Collected data:

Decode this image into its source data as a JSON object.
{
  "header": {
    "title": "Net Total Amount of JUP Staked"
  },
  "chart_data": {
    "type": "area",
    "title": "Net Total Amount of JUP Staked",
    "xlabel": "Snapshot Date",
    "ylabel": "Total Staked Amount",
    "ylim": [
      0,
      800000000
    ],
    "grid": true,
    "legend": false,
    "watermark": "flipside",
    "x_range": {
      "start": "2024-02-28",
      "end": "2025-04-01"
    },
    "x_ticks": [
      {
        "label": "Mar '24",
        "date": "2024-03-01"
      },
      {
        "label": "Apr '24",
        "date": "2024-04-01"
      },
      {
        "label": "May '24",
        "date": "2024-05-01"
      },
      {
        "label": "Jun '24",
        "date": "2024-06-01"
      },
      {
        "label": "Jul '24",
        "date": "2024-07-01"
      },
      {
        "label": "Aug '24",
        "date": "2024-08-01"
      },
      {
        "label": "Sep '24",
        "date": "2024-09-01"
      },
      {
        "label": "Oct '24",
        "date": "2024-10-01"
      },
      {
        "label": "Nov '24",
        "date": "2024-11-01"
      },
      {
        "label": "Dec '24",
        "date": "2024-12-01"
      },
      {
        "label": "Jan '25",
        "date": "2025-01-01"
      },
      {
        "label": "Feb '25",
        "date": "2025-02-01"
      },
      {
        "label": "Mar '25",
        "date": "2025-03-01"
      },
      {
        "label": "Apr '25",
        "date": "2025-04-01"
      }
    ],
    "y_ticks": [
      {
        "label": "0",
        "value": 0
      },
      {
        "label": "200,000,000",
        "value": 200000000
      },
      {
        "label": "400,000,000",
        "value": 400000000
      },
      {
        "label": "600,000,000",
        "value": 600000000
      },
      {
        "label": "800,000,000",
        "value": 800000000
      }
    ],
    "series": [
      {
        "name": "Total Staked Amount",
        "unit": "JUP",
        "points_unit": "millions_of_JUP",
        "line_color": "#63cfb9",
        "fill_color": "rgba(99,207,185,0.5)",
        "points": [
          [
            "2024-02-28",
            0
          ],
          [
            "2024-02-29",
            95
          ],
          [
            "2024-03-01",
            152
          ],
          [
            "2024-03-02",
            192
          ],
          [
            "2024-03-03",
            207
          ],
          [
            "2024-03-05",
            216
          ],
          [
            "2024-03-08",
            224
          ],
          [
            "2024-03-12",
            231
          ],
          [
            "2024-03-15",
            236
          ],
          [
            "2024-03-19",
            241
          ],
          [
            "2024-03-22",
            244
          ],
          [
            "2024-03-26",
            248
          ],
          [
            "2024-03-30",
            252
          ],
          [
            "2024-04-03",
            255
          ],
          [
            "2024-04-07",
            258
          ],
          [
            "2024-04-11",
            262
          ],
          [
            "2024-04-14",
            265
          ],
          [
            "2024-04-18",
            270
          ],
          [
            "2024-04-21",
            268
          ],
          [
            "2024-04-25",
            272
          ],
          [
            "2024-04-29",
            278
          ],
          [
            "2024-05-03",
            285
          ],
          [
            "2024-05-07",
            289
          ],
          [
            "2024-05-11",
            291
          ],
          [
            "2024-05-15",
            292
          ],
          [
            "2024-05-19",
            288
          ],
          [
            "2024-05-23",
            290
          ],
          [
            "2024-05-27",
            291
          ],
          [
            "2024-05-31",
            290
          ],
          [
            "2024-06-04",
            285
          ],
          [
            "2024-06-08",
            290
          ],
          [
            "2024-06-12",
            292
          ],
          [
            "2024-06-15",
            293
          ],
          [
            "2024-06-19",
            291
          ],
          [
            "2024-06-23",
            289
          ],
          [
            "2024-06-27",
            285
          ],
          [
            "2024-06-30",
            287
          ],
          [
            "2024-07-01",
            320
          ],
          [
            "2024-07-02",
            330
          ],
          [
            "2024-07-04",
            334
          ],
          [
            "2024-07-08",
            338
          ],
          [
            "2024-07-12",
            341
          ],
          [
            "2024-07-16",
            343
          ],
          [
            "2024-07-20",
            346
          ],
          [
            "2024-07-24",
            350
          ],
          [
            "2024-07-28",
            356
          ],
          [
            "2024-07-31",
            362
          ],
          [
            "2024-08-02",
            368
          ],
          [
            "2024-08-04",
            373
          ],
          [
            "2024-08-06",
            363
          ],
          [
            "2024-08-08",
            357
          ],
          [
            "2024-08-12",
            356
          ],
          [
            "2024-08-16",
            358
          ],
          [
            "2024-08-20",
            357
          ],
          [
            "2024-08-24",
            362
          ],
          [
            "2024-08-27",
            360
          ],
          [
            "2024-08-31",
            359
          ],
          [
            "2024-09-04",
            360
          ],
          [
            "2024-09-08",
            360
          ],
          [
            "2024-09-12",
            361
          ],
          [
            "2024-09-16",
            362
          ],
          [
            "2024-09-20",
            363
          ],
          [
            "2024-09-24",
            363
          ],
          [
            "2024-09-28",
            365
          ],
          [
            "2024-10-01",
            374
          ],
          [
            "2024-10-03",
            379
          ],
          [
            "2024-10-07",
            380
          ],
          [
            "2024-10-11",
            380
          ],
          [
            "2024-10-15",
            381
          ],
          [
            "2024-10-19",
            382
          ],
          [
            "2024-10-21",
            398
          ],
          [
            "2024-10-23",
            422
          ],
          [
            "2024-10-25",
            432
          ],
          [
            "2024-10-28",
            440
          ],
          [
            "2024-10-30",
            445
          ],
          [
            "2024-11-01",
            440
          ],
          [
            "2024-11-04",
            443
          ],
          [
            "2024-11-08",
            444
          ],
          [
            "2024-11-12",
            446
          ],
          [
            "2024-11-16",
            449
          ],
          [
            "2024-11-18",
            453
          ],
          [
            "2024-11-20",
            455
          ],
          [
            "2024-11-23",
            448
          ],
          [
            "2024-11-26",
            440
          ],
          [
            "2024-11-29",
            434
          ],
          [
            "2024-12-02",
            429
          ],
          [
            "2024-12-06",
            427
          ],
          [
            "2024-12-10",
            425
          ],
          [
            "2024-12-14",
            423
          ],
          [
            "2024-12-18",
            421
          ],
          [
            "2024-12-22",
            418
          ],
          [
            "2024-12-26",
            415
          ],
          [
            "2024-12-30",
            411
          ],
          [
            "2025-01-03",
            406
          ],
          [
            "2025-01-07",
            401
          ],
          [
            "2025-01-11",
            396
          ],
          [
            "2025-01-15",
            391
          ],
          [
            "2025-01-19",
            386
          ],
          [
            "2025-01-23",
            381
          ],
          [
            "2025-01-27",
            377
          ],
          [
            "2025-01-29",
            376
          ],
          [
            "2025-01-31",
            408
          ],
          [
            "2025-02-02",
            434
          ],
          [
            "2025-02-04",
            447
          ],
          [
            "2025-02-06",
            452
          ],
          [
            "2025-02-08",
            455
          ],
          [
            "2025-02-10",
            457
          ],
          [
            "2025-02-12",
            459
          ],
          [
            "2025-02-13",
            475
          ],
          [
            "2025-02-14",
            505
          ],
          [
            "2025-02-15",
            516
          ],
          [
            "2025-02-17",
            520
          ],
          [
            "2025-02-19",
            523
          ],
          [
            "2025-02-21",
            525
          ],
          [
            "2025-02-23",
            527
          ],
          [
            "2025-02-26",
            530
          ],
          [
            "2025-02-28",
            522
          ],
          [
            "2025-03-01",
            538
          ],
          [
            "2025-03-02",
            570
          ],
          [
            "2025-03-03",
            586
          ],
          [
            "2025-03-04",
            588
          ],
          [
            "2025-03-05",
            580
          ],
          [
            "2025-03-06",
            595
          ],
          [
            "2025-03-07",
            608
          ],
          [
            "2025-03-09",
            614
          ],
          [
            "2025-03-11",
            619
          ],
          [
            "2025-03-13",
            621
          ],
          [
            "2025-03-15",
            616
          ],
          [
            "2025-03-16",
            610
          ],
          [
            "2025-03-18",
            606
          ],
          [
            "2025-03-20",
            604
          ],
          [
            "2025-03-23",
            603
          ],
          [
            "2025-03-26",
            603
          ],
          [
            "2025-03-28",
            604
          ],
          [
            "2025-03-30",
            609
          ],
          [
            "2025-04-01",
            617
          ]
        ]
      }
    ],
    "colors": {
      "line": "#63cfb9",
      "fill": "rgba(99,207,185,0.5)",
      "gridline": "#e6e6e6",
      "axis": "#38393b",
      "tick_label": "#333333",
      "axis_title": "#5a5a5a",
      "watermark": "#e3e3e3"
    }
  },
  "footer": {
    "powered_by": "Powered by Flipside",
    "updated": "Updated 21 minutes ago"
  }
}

◆ **THE TASK**: Which lines contain "watermark"? Copy each of them.

◆ **REPLY TO THE EXERCISE**:
    "watermark": "flipside",
      "watermark": "#e3e3e3"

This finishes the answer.